- [EXERCISE REQUIREMENTS] Transcribe the data in full and exactly, omitting any pictures.

- [PROVIDED ENTRIES]
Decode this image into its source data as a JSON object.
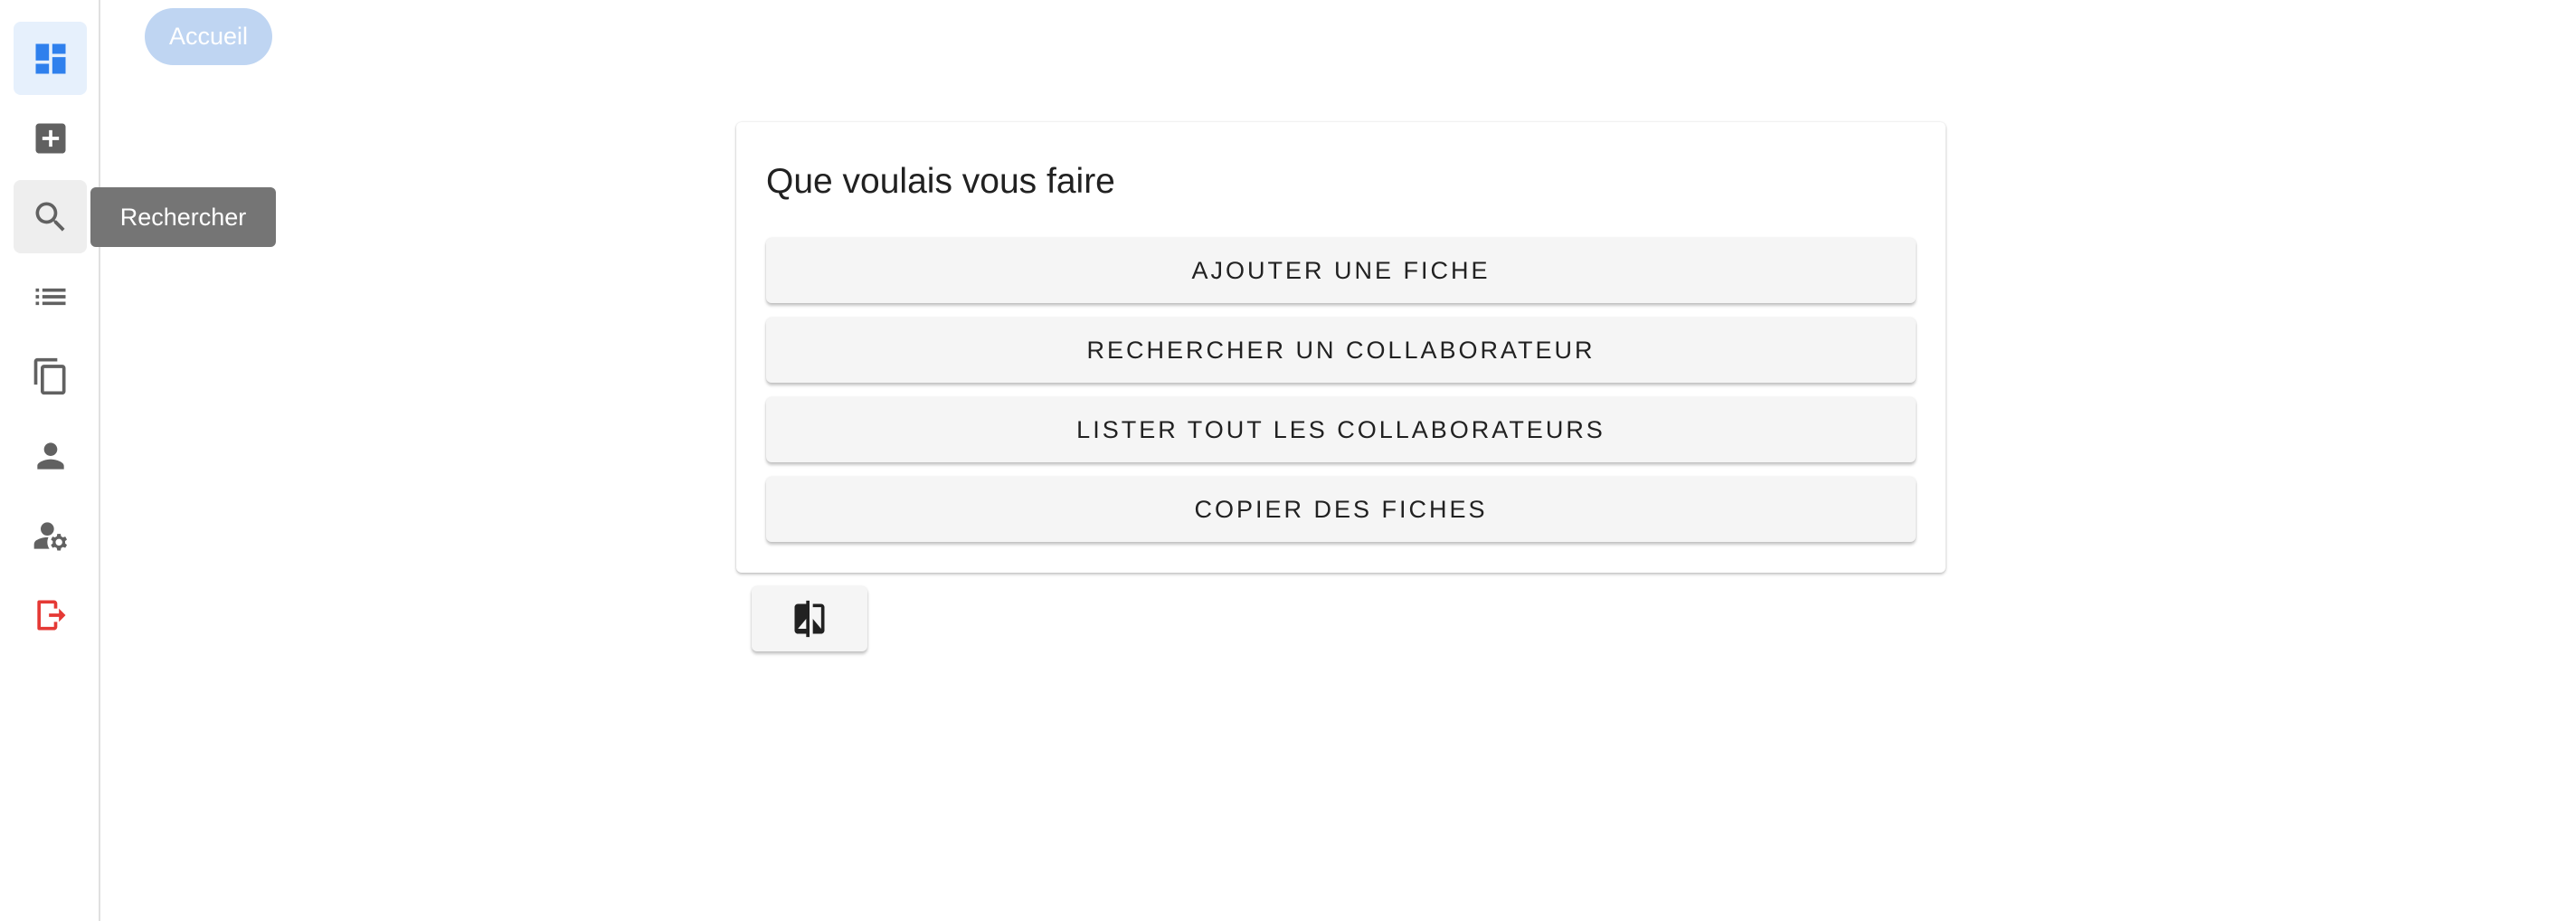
{
  "breadcrumb": {
    "label": "Accueil"
  },
  "sidebar": {
    "items": [
      {
        "icon": "dashboard-icon",
        "active": true
      },
      {
        "icon": "add-box-icon"
      },
      {
        "icon": "search-icon",
        "hover": true
      },
      {
        "icon": "list-icon"
      },
      {
        "icon": "copy-icon"
      },
      {
        "icon": "person-icon"
      },
      {
        "icon": "manage-accounts-icon"
      },
      {
        "icon": "logout-icon"
      }
    ],
    "tooltip": "Rechercher"
  },
  "card": {
    "title": "Que voulais vous faire",
    "actions": [
      {
        "label": "AJOUTER UNE FICHE"
      },
      {
        "label": "RECHERCHER UN COLLABORATEUR"
      },
      {
        "label": "LISTER TOUT LES COLLABORATEURS"
      },
      {
        "label": "COPIER DES FICHES"
      }
    ]
  },
  "swap_button": {
    "icon": "compare-icon"
  },
  "colors": {
    "active_icon": "#2f80ed",
    "default_icon": "#616161",
    "logout_icon": "#e53935",
    "active_bg": "#e6f0fc",
    "chip_bg": "#bfd5f2",
    "tooltip_bg": "#757575"
  }
}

- [TASK RESULT]
Decode this image into its source data as a JSON object.
{
  "breadcrumb": {
    "label": "Accueil"
  },
  "sidebar": {
    "items": [
      {
        "icon": "dashboard-icon",
        "active": true
      },
      {
        "icon": "add-box-icon"
      },
      {
        "icon": "search-icon",
        "hover": true
      },
      {
        "icon": "list-icon"
      },
      {
        "icon": "copy-icon"
      },
      {
        "icon": "person-icon"
      },
      {
        "icon": "manage-accounts-icon"
      },
      {
        "icon": "logout-icon"
      }
    ],
    "tooltip": "Rechercher"
  },
  "card": {
    "title": "Que voulais vous faire",
    "actions": [
      {
        "label": "AJOUTER UNE FICHE"
      },
      {
        "label": "RECHERCHER UN COLLABORATEUR"
      },
      {
        "label": "LISTER TOUT LES COLLABORATEURS"
      },
      {
        "label": "COPIER DES FICHES"
      }
    ]
  },
  "swap_button": {
    "icon": "compare-icon"
  },
  "colors": {
    "active_icon": "#2f80ed",
    "default_icon": "#616161",
    "logout_icon": "#e53935",
    "active_bg": "#e6f0fc",
    "chip_bg": "#bfd5f2",
    "tooltip_bg": "#757575"
  }
}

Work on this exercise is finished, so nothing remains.